** Start of Provided data **

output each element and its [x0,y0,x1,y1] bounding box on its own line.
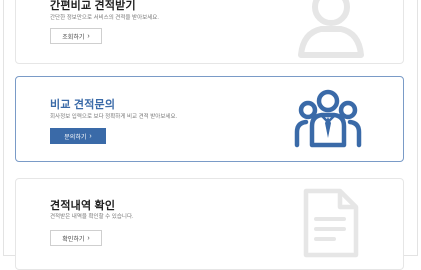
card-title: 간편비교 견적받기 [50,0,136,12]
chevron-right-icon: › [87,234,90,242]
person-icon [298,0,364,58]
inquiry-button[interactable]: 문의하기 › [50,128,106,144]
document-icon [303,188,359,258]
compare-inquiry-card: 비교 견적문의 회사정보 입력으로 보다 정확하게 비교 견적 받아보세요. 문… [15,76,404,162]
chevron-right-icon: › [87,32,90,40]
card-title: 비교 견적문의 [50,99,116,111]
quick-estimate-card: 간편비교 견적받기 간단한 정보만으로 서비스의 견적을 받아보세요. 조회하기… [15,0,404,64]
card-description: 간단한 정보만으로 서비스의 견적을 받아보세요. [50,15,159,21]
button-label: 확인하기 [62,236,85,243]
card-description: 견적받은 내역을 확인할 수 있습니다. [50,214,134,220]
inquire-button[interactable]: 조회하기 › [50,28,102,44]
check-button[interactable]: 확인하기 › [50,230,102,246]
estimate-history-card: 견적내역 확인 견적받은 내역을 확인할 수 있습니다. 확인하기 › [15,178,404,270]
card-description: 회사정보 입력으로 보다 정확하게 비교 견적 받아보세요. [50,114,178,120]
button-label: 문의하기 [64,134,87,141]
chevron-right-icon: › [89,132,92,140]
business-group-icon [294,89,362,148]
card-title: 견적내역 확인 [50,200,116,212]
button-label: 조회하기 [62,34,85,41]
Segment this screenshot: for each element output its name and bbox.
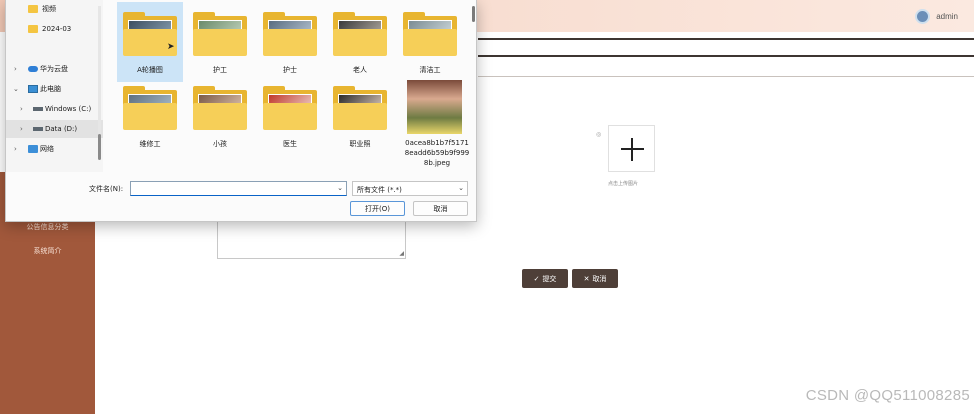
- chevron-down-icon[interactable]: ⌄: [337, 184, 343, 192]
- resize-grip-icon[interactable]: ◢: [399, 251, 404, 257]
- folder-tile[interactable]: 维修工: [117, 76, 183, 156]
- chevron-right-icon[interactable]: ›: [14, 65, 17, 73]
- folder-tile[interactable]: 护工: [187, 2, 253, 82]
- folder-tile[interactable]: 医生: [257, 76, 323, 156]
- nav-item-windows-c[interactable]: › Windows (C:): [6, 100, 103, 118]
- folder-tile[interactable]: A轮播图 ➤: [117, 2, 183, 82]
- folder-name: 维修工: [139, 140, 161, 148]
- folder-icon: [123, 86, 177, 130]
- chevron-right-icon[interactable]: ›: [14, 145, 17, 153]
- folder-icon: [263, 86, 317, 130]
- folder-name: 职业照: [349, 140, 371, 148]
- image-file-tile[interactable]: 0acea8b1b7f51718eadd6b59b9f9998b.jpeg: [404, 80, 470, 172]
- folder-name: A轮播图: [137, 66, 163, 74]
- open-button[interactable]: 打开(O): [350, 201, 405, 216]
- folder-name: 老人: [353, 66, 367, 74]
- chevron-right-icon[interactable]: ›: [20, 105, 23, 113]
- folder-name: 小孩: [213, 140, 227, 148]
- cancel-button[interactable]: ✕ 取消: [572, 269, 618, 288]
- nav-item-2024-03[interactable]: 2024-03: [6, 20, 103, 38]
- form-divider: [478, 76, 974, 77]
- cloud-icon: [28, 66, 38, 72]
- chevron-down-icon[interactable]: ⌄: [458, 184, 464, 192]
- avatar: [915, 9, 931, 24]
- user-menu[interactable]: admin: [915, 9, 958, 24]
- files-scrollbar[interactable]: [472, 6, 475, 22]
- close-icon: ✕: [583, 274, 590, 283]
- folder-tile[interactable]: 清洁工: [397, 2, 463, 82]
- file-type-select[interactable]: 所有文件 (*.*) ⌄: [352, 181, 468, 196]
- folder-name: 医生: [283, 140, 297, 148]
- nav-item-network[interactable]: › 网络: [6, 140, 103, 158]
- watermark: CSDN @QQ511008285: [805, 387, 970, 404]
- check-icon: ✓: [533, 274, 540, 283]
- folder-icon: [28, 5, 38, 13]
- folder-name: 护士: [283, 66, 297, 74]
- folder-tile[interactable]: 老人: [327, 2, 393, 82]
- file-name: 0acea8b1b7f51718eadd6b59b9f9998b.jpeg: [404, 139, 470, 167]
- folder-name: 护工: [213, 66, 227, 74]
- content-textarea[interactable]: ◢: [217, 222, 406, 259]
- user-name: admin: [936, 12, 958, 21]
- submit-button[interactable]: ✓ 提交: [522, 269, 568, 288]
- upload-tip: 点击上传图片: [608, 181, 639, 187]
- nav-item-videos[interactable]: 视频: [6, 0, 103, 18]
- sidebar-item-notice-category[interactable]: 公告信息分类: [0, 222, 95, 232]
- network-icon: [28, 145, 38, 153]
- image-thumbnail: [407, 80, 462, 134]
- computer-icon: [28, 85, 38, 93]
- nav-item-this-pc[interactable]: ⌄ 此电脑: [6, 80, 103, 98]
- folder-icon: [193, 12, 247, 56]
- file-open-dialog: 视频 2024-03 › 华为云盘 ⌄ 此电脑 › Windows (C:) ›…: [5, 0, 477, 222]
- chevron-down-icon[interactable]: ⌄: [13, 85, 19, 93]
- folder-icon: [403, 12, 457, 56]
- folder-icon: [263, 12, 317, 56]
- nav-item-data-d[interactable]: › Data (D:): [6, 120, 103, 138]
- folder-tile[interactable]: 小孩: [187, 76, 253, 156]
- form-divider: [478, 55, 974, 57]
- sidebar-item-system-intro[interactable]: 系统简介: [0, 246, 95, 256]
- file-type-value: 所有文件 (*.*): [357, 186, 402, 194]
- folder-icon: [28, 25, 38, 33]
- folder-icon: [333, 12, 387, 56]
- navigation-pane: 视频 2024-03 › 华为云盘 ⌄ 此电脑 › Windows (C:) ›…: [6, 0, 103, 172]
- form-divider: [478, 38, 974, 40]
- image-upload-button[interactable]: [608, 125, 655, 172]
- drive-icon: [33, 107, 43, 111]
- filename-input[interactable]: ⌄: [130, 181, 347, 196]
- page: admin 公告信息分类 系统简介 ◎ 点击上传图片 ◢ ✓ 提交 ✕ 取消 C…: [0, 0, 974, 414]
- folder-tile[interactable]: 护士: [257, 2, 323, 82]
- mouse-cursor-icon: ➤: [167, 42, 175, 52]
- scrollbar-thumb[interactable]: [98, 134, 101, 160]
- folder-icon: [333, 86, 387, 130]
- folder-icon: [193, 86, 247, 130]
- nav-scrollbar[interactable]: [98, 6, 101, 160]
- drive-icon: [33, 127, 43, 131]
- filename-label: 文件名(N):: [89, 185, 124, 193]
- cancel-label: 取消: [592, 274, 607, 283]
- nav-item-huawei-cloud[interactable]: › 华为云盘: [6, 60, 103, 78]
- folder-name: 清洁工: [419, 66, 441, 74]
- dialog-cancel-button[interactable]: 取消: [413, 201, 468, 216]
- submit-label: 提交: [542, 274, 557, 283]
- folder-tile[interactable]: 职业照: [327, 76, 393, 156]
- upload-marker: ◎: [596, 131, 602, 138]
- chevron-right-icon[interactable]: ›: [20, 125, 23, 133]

** End of Provided data **
** Start of Provided data **

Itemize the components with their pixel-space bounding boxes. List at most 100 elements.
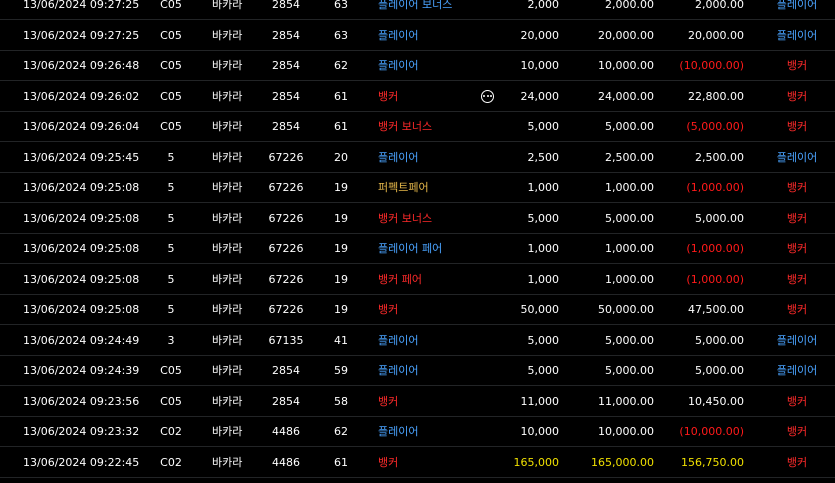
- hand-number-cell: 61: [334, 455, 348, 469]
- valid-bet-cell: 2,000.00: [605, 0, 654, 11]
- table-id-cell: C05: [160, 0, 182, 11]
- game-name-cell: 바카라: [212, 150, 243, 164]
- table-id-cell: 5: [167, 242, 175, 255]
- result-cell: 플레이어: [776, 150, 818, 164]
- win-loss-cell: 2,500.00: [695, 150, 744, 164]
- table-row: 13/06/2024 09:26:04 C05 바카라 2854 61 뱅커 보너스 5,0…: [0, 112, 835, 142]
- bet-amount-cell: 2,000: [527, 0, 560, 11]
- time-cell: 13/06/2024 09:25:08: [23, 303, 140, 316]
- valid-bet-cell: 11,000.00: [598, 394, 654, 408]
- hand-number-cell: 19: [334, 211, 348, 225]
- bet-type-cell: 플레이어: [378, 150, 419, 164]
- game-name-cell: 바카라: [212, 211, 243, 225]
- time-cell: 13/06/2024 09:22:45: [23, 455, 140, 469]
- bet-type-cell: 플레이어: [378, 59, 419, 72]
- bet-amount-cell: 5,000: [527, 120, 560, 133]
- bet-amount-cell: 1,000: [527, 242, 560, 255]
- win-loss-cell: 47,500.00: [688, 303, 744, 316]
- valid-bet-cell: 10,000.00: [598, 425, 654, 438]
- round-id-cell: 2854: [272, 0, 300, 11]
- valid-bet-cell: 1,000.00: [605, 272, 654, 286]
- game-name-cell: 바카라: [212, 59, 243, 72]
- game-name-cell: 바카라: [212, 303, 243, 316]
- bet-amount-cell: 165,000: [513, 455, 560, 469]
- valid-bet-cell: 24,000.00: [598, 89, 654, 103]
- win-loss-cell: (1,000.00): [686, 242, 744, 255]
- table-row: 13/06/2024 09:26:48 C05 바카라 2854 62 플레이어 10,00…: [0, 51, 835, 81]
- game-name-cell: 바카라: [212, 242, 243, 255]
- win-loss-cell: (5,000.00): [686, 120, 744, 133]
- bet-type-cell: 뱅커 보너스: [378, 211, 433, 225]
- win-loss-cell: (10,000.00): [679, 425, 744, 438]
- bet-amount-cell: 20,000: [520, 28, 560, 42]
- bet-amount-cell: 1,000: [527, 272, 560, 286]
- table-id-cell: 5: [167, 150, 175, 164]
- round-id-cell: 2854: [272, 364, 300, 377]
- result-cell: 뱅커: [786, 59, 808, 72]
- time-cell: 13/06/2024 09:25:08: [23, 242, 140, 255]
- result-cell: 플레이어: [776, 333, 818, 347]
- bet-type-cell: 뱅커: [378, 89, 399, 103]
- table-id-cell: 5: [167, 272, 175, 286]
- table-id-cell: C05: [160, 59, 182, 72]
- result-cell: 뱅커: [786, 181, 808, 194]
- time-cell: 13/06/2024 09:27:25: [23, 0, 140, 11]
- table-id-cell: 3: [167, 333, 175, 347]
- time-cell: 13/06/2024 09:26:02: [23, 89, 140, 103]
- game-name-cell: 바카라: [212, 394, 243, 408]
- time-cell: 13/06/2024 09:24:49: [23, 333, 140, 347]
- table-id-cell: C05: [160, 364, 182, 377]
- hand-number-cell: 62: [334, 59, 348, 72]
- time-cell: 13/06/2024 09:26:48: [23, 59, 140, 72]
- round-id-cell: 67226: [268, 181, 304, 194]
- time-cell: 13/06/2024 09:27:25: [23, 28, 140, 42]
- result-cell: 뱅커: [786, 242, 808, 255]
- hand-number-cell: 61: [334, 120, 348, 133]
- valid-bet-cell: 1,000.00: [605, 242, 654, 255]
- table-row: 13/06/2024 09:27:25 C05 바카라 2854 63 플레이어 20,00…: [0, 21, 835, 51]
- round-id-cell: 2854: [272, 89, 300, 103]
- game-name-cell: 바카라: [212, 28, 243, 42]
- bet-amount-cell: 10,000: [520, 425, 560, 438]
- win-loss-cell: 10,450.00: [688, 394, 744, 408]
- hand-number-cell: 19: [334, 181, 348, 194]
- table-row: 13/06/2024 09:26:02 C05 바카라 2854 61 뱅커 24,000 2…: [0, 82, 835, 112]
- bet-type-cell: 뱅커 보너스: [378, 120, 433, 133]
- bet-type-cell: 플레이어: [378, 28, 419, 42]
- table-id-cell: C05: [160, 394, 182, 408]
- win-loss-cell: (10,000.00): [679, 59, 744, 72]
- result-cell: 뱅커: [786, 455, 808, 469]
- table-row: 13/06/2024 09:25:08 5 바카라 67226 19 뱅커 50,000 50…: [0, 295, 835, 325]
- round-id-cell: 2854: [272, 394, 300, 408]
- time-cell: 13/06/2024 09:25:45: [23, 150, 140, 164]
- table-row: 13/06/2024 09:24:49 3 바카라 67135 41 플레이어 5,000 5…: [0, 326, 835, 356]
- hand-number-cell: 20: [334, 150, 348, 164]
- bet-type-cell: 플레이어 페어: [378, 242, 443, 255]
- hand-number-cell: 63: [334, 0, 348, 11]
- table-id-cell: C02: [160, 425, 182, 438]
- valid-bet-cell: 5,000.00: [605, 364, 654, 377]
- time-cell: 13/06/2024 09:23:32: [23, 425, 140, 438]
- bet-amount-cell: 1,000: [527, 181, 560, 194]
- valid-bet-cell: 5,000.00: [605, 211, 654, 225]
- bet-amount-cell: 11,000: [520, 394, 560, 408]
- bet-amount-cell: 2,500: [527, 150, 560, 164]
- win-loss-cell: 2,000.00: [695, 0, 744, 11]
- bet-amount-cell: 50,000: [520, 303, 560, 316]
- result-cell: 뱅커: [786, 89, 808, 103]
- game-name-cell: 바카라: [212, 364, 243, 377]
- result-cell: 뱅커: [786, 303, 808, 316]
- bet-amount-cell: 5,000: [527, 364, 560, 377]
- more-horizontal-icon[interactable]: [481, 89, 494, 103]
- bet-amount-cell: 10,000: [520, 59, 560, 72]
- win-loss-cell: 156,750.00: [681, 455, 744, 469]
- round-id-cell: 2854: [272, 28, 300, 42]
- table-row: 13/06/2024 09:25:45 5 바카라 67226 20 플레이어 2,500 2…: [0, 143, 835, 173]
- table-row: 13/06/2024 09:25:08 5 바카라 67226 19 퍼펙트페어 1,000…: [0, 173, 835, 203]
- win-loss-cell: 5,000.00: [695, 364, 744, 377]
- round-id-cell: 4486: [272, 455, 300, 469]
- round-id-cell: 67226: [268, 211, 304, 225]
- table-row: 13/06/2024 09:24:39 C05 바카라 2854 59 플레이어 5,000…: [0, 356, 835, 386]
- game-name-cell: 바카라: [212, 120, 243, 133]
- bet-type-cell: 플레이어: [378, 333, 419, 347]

** End of Provided data **

Problem to work on: Please convert the rows from the one containing "- chevron-down-icon[interactable]: ⌄: [337, 184, 343, 192]" up to and including the one containing "- folder-icon: [123, 86, 177, 130]" into a JSON list of strings, one string per row and no entries for blank lines.

Correct output:
[
  "- chevron-down-icon[interactable]: ⌄: [337, 184, 343, 192]",
  "- resize-grip-icon[interactable]: ◢: [399, 251, 404, 257]",
  "- folder-tile[interactable]: 维修工: [117, 76, 183, 156]",
  "- chevron-right-icon[interactable]: ›: [14, 65, 17, 73]",
  "- folder-tile[interactable]: 护工: [187, 2, 253, 82]",
  "- folder-tile[interactable]: 医生: [257, 76, 323, 156]",
  "- nav-item-windows-c[interactable]: › Windows (C:): [6, 100, 103, 118]",
  "- folder-tile[interactable]: A轮播图 ➤: [117, 2, 183, 82]",
  "- folder-name: 维修工: [139, 140, 161, 148]",
  "- folder-icon: [123, 86, 177, 130]"
]